═══ Exercise inputs ═══
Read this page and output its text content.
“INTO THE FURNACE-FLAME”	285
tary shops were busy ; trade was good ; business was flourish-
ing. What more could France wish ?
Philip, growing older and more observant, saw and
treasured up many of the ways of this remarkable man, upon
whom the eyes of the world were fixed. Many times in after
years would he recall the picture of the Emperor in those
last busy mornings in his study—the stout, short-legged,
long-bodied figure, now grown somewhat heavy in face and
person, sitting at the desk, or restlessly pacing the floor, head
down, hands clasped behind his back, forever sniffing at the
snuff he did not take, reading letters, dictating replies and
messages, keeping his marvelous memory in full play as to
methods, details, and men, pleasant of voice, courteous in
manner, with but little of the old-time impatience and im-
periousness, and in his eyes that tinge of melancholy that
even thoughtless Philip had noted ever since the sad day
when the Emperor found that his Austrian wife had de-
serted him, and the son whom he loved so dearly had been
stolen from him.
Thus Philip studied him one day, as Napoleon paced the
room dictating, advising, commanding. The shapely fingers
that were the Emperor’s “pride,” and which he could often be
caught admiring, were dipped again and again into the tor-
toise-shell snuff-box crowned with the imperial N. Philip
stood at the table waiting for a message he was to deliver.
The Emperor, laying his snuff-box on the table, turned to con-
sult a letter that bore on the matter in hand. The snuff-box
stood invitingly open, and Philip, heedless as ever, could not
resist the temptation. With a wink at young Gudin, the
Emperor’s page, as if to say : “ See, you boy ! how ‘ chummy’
═══
- Task directions: Your answer should be a single number: the count of lines in the data that include the word "Emperor".

- Answer to the task: 5